§ **Objective**
Below is a block of records; repeat all of them exactly.

BEGIN Data records

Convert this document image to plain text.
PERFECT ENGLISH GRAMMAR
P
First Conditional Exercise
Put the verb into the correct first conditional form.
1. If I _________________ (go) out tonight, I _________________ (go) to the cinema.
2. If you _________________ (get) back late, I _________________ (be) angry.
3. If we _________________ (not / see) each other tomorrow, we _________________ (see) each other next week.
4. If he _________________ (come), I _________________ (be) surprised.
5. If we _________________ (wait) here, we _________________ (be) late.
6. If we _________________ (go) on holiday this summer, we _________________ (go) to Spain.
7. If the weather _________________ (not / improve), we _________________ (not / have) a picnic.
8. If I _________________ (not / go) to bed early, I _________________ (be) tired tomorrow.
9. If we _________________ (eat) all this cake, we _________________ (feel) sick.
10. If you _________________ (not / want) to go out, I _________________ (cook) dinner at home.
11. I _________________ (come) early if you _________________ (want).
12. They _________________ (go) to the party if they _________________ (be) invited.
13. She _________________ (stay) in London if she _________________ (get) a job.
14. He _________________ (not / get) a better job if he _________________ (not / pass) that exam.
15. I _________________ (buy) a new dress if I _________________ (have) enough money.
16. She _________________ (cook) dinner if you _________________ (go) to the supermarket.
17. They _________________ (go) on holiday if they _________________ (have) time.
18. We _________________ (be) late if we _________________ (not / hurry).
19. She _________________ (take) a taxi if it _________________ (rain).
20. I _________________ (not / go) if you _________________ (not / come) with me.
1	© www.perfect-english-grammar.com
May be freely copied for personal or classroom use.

END Data records

§ **Answer**
Convert this document image to plain text.
PERFECT ENGLISH GRAMMAR
P
First Conditional Exercise
Put the verb into the correct first conditional form.
1. If I _________________ (go) out tonight, I _________________ (go) to the cinema.
2. If you _________________ (get) back late, I _________________ (be) angry.
3. If we _________________ (not / see) each other tomorrow, we _________________ (see) each other next week.
4. If he _________________ (come), I _________________ (be) surprised.
5. If we _________________ (wait) here, we _________________ (be) late.
6. If we _________________ (go) on holiday this summer, we _________________ (go) to Spain.
7. If the weather _________________ (not / improve), we _________________ (not / have) a picnic.
8. If I _________________ (not / go) to bed early, I _________________ (be) tired tomorrow.
9. If we _________________ (eat) all this cake, we _________________ (feel) sick.
10. If you _________________ (not / want) to go out, I _________________ (cook) dinner at home.
11. I _________________ (come) early if you _________________ (want).
12. They _________________ (go) to the party if they _________________ (be) invited.
13. She _________________ (stay) in London if she _________________ (get) a job.
14. He _________________ (not / get) a better job if he _________________ (not / pass) that exam.
15. I _________________ (buy) a new dress if I _________________ (have) enough money.
16. She _________________ (cook) dinner if you _________________ (go) to the supermarket.
17. They _________________ (go) on holiday if they _________________ (have) time.
18. We _________________ (be) late if we _________________ (not / hurry).
19. She _________________ (take) a taxi if it _________________ (rain).
20. I _________________ (not / go) if you _________________ (not / come) with me.
1	© www.perfect-english-grammar.com
May be freely copied for personal or classroom use.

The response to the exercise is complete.